## BEGIN PROVIDED INFORMATION
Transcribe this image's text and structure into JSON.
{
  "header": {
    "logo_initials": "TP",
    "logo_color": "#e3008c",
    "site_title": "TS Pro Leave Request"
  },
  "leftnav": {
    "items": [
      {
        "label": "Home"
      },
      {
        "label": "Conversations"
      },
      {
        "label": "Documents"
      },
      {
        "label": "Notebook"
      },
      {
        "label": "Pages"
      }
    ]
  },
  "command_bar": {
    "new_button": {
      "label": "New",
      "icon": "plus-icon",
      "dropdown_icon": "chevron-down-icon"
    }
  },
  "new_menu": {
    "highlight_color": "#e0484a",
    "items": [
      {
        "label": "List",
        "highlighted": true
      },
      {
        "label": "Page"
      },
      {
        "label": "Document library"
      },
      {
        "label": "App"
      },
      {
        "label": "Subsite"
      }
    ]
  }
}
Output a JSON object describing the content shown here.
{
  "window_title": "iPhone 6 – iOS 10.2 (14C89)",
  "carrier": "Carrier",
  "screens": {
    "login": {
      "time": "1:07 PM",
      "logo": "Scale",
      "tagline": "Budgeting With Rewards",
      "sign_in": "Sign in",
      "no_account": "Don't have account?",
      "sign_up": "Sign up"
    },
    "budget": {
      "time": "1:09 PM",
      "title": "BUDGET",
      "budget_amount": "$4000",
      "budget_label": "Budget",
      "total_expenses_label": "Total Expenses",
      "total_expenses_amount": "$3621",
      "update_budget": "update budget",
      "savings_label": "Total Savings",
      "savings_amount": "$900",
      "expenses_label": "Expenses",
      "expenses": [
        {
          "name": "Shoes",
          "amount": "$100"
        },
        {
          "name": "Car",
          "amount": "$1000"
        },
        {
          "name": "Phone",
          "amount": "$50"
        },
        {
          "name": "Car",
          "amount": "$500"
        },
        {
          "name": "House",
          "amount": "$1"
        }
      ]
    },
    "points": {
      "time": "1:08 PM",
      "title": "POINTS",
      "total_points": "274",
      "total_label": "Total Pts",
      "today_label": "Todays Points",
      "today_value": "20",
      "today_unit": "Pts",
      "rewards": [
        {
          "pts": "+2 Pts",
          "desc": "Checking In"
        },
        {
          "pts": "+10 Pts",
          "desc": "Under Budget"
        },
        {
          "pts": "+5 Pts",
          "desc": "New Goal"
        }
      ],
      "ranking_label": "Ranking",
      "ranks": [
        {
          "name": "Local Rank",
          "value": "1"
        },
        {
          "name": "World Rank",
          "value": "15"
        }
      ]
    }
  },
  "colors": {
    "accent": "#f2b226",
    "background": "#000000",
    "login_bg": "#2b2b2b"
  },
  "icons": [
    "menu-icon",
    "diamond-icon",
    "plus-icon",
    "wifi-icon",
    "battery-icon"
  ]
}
## END PROVIDED INFORMATION
TASK DESCRIPTION:
Exactly reproduce all of the entries.

ANSWER TO THIS PROBLEM:
Transcribe this image's text and structure into JSON.
{
  "header": {
    "logo_initials": "TP",
    "logo_color": "#e3008c",
    "site_title": "TS Pro Leave Request"
  },
  "leftnav": {
    "items": [
      {
        "label": "Home"
      },
      {
        "label": "Conversations"
      },
      {
        "label": "Documents"
      },
      {
        "label": "Notebook"
      },
      {
        "label": "Pages"
      }
    ]
  },
  "command_bar": {
    "new_button": {
      "label": "New",
      "icon": "plus-icon",
      "dropdown_icon": "chevron-down-icon"
    }
  },
  "new_menu": {
    "highlight_color": "#e0484a",
    "items": [
      {
        "label": "List",
        "highlighted": true
      },
      {
        "label": "Page"
      },
      {
        "label": "Document library"
      },
      {
        "label": "App"
      },
      {
        "label": "Subsite"
      }
    ]
  }
}
Output a JSON object describing the content shown here.
{
  "window_title": "iPhone 6 – iOS 10.2 (14C89)",
  "carrier": "Carrier",
  "screens": {
    "login": {
      "time": "1:07 PM",
      "logo": "Scale",
      "tagline": "Budgeting With Rewards",
      "sign_in": "Sign in",
      "no_account": "Don't have account?",
      "sign_up": "Sign up"
    },
    "budget": {
      "time": "1:09 PM",
      "title": "BUDGET",
      "budget_amount": "$4000",
      "budget_label": "Budget",
      "total_expenses_label": "Total Expenses",
      "total_expenses_amount": "$3621",
      "update_budget": "update budget",
      "savings_label": "Total Savings",
      "savings_amount": "$900",
      "expenses_label": "Expenses",
      "expenses": [
        {
          "name": "Shoes",
          "amount": "$100"
        },
        {
          "name": "Car",
          "amount": "$1000"
        },
        {
          "name": "Phone",
          "amount": "$50"
        },
        {
          "name": "Car",
          "amount": "$500"
        },
        {
          "name": "House",
          "amount": "$1"
        }
      ]
    },
    "points": {
      "time": "1:08 PM",
      "title": "POINTS",
      "total_points": "274",
      "total_label": "Total Pts",
      "today_label": "Todays Points",
      "today_value": "20",
      "today_unit": "Pts",
      "rewards": [
        {
          "pts": "+2 Pts",
          "desc": "Checking In"
        },
        {
          "pts": "+10 Pts",
          "desc": "Under Budget"
        },
        {
          "pts": "+5 Pts",
          "desc": "New Goal"
        }
      ],
      "ranking_label": "Ranking",
      "ranks": [
        {
          "name": "Local Rank",
          "value": "1"
        },
        {
          "name": "World Rank",
          "value": "15"
        }
      ]
    }
  },
  "colors": {
    "accent": "#f2b226",
    "background": "#000000",
    "login_bg": "#2b2b2b"
  },
  "icons": [
    "menu-icon",
    "diamond-icon",
    "plus-icon",
    "wifi-icon",
    "battery-icon"
  ]
}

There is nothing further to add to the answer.